• [What this task involves]:
Locate every line in the material below that has the word "image". Copy each of those lines.

• [Exercise materials]:
--- start ---
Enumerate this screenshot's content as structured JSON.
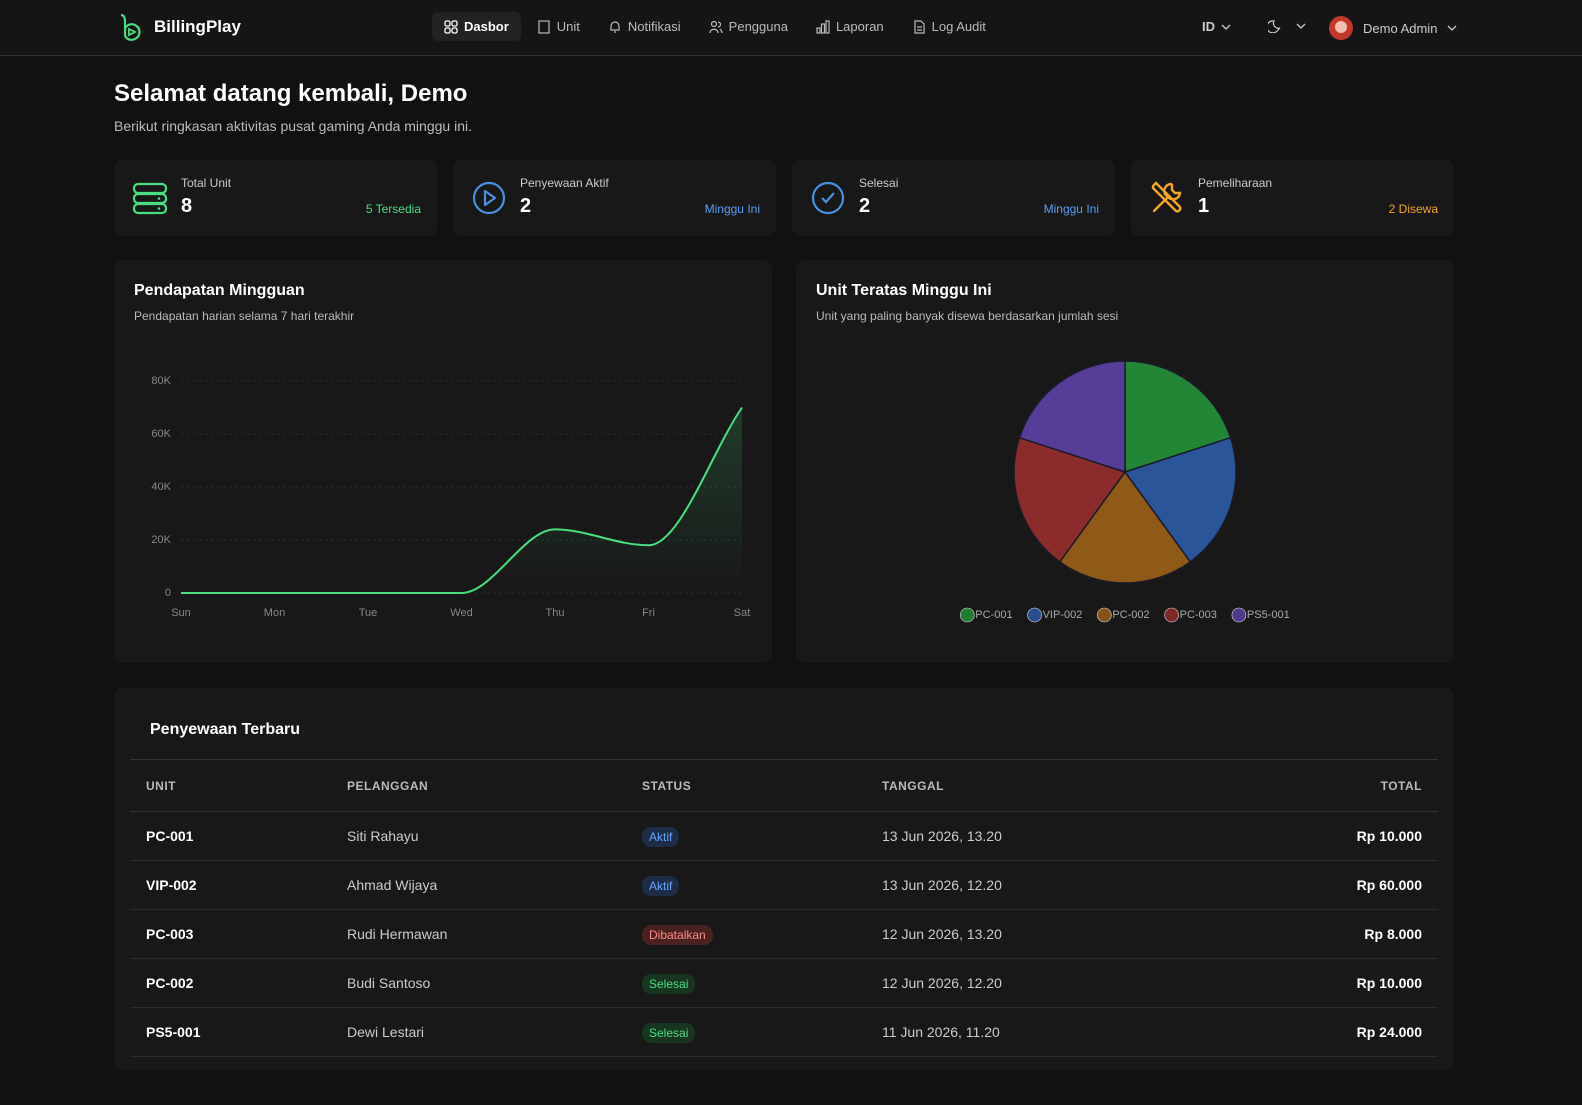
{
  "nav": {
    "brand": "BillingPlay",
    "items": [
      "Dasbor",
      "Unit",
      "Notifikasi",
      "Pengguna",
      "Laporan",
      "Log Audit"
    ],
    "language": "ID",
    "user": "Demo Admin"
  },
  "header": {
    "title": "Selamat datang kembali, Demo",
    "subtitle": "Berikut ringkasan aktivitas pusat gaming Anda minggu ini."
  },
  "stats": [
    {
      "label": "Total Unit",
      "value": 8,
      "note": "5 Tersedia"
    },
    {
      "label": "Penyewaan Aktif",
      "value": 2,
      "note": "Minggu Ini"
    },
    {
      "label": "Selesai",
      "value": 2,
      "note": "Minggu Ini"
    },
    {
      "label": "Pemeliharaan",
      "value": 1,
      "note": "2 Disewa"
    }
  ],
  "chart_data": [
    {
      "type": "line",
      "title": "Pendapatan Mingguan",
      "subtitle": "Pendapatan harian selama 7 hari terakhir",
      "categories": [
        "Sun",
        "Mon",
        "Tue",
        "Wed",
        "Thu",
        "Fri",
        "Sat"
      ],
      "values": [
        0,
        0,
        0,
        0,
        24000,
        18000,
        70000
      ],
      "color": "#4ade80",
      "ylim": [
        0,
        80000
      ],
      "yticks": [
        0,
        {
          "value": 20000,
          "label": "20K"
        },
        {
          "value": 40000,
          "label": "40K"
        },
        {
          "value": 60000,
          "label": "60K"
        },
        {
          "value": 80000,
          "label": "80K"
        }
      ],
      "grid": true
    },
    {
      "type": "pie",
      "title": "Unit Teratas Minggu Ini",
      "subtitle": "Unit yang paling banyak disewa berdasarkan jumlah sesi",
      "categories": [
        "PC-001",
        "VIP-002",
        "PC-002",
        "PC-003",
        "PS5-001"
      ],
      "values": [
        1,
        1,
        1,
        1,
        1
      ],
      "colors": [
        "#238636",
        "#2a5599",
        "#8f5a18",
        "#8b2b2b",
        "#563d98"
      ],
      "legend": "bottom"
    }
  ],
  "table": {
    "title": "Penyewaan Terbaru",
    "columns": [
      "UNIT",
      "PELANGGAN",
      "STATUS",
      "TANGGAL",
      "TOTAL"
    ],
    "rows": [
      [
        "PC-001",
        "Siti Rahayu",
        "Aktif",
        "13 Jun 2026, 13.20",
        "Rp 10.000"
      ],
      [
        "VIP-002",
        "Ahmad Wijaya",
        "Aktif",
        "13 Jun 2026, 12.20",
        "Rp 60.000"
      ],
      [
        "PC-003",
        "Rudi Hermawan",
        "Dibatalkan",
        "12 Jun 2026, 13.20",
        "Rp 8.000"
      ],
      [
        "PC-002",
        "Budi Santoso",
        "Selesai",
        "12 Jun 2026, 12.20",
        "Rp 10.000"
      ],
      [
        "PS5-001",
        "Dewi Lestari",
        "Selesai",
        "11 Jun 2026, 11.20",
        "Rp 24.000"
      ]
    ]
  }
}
--- end ---
--- start ---
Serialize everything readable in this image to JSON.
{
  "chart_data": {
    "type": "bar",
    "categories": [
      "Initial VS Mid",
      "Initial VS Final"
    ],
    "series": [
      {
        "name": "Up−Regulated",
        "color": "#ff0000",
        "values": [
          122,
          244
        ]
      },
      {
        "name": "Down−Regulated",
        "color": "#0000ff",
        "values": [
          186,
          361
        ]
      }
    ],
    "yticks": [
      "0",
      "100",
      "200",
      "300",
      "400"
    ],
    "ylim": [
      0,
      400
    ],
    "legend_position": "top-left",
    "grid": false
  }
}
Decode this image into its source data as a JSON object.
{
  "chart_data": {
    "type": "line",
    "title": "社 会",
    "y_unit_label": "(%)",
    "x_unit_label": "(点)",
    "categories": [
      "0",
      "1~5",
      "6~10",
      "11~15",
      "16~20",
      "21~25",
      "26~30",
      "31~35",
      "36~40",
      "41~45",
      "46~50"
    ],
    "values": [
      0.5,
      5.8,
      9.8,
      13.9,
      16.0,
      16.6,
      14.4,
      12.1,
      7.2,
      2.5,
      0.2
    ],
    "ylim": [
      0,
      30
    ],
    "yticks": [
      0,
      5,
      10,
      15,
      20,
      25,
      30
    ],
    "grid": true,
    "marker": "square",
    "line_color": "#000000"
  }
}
--- end ---
• [Complete response]:
Serialize everything readable in this image to JSON.
Decode this image into its source data as a JSON object.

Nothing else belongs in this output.